• [EXTRACTED MATERIAL]:
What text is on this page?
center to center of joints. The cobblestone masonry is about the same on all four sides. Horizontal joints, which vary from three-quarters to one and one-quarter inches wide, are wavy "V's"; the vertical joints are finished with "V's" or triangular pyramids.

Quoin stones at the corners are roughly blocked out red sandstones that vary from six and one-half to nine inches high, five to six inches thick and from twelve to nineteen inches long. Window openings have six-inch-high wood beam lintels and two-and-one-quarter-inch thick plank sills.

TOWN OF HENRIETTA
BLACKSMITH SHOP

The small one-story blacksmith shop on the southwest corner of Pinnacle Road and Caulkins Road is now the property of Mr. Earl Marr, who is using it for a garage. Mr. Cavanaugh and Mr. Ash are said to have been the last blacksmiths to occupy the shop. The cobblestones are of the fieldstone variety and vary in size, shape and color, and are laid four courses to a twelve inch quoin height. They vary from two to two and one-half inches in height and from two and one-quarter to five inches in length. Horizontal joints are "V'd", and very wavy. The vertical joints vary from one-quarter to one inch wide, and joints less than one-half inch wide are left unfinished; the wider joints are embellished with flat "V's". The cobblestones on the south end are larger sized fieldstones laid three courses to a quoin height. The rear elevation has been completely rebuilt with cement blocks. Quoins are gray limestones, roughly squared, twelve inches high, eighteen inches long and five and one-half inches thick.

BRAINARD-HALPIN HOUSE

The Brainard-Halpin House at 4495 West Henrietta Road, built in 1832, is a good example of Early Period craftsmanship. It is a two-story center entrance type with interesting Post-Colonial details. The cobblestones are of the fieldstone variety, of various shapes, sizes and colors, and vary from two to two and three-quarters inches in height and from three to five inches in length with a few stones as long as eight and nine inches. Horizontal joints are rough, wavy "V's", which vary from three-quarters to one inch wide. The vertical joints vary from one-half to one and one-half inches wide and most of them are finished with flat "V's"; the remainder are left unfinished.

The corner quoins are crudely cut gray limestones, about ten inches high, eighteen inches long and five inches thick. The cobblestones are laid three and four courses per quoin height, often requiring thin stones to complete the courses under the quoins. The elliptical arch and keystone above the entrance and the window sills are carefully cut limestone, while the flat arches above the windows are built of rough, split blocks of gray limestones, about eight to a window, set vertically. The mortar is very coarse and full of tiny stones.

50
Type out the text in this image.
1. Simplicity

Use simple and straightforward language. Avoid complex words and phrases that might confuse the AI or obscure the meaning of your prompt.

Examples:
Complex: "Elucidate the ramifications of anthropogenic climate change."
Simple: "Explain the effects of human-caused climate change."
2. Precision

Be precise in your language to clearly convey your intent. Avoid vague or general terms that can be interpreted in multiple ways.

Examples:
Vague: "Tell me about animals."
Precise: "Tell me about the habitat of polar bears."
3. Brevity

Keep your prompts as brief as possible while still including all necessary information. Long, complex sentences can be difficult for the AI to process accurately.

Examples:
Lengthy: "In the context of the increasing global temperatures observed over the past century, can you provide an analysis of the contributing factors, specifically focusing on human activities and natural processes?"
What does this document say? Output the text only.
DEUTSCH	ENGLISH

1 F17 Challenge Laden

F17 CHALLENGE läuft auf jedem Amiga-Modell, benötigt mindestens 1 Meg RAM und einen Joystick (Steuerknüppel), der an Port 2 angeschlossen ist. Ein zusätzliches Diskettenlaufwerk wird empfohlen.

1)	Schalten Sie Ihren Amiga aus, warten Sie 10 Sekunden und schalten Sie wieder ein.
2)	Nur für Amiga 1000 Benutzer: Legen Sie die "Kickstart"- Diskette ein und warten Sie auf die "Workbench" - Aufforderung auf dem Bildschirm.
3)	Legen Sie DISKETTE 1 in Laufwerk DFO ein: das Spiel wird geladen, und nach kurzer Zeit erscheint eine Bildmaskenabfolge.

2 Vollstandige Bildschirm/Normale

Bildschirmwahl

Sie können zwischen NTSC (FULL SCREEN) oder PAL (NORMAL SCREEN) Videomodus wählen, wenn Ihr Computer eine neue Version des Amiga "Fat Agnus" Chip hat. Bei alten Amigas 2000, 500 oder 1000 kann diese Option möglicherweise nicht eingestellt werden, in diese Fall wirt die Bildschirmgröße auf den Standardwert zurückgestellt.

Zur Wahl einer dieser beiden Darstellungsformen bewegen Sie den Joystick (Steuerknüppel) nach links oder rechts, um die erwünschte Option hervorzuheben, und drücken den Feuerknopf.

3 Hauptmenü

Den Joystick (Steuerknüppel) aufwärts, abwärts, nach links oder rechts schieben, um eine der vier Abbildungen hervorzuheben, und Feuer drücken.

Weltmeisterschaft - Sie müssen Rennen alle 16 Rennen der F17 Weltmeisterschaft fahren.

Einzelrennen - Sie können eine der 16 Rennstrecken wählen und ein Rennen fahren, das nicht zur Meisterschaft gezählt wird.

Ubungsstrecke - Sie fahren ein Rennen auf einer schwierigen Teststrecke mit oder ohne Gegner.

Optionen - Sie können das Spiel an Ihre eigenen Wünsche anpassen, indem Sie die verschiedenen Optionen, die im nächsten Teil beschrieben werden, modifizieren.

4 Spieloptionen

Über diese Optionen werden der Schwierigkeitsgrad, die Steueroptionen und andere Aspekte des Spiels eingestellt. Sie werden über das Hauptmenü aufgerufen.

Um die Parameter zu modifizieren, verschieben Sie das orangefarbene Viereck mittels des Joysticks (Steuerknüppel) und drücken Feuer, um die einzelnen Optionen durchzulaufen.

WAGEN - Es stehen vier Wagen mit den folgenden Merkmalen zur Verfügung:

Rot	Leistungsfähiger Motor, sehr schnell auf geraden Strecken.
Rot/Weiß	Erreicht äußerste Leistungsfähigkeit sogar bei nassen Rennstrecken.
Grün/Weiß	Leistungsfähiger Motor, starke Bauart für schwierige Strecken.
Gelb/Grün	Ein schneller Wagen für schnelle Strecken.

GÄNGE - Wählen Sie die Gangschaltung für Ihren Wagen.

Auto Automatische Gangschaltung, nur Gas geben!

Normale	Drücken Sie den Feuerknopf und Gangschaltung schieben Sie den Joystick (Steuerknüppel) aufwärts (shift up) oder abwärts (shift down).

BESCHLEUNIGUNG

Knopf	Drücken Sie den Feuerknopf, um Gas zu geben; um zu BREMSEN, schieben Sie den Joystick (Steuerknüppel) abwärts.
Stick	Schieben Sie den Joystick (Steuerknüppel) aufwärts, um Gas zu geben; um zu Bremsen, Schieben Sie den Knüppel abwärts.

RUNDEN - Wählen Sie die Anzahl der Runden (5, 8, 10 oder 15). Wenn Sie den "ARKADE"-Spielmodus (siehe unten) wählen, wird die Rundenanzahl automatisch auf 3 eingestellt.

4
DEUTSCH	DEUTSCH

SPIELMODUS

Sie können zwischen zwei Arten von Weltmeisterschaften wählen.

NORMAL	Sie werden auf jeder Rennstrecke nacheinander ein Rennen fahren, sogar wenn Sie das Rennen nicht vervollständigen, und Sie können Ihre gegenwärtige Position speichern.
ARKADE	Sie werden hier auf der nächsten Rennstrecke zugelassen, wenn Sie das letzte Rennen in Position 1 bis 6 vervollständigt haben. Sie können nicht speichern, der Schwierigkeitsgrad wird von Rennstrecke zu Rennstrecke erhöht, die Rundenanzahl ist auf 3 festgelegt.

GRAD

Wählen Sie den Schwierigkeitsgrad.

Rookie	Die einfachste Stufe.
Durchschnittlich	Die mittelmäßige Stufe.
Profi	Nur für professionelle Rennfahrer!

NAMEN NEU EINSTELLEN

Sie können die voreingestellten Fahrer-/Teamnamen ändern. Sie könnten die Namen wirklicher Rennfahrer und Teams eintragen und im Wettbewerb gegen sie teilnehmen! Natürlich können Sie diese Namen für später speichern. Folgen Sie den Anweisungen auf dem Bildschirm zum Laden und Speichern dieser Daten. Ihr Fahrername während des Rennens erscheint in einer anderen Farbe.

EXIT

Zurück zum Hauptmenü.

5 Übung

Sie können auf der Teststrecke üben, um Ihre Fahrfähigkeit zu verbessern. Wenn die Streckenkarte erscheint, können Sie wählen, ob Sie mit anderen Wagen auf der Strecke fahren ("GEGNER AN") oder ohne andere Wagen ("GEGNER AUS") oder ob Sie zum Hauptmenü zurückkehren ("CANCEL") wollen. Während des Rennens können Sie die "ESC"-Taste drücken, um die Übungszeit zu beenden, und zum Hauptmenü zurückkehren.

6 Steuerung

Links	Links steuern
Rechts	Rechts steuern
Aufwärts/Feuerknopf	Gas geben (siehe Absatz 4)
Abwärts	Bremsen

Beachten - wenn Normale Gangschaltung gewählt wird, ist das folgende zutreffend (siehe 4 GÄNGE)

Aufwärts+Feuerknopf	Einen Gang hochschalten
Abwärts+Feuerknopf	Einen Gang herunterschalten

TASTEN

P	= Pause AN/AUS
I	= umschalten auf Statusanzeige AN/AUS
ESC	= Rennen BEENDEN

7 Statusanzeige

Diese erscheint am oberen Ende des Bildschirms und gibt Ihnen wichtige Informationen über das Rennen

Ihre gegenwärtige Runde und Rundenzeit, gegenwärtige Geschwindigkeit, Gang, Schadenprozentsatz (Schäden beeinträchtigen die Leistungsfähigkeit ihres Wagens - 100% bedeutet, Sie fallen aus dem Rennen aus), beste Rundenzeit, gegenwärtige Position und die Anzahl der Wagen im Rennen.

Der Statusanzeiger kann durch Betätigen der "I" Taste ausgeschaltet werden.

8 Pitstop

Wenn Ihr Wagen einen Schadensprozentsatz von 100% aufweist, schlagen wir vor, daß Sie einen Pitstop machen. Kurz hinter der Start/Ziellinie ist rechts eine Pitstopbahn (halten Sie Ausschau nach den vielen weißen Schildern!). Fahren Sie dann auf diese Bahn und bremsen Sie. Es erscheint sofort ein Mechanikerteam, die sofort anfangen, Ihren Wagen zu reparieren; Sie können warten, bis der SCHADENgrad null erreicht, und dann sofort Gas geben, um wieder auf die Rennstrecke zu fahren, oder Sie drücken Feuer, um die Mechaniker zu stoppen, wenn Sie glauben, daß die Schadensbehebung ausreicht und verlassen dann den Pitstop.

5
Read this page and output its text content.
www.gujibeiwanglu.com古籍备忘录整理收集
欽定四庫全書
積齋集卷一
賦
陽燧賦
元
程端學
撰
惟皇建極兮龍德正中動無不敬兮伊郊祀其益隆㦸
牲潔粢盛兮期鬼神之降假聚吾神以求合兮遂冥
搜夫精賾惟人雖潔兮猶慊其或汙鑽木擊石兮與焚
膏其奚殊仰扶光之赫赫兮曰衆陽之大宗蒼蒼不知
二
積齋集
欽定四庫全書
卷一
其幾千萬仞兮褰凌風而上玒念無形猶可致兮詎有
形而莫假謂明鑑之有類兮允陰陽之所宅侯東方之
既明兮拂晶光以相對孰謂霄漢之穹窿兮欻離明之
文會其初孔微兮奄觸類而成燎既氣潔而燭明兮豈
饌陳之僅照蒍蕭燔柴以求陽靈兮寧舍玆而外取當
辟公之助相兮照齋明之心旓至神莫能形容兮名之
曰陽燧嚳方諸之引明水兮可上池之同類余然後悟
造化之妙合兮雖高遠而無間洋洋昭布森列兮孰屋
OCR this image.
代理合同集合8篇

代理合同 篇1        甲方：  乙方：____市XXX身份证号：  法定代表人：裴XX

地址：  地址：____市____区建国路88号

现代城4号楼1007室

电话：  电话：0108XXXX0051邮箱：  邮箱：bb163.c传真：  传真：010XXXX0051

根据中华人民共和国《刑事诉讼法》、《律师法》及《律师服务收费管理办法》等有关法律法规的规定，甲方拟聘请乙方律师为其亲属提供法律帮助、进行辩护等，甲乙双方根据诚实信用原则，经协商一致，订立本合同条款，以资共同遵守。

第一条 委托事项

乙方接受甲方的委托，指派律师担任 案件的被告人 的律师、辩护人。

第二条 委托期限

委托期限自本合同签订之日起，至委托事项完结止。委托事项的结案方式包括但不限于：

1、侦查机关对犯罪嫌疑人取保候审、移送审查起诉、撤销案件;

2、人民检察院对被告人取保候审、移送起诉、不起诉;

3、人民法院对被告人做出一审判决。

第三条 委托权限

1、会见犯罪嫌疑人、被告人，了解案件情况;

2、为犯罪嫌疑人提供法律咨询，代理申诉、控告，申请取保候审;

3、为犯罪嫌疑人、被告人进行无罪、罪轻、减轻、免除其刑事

• [PROBLEM TO SOLVE]: Reproduce the lines word for word, starting at the one holding "OCR this image." and ending at the final line of the material above.

• [TASK ANSWER]:
OCR this image.
代理合同集合8篇

代理合同 篇1        甲方：  乙方：____市XXX身份证号：  法定代表人：裴XX

地址：  地址：____市____区建国路88号

现代城4号楼1007室

电话：  电话：0108XXXX0051邮箱：  邮箱：bb163.c传真：  传真：010XXXX0051

根据中华人民共和国《刑事诉讼法》、《律师法》及《律师服务收费管理办法》等有关法律法规的规定，甲方拟聘请乙方律师为其亲属提供法律帮助、进行辩护等，甲乙双方根据诚实信用原则，经协商一致，订立本合同条款，以资共同遵守。

第一条 委托事项

乙方接受甲方的委托，指派律师担任 案件的被告人 的律师、辩护人。

第二条 委托期限

委托期限自本合同签订之日起，至委托事项完结止。委托事项的结案方式包括但不限于：

1、侦查机关对犯罪嫌疑人取保候审、移送审查起诉、撤销案件;

2、人民检察院对被告人取保候审、移送起诉、不起诉;

3、人民法院对被告人做出一审判决。

第三条 委托权限

1、会见犯罪嫌疑人、被告人，了解案件情况;

2、为犯罪嫌疑人提供法律咨询，代理申诉、控告，申请取保候审;

3、为犯罪嫌疑人、被告人进行无罪、罪轻、减轻、免除其刑事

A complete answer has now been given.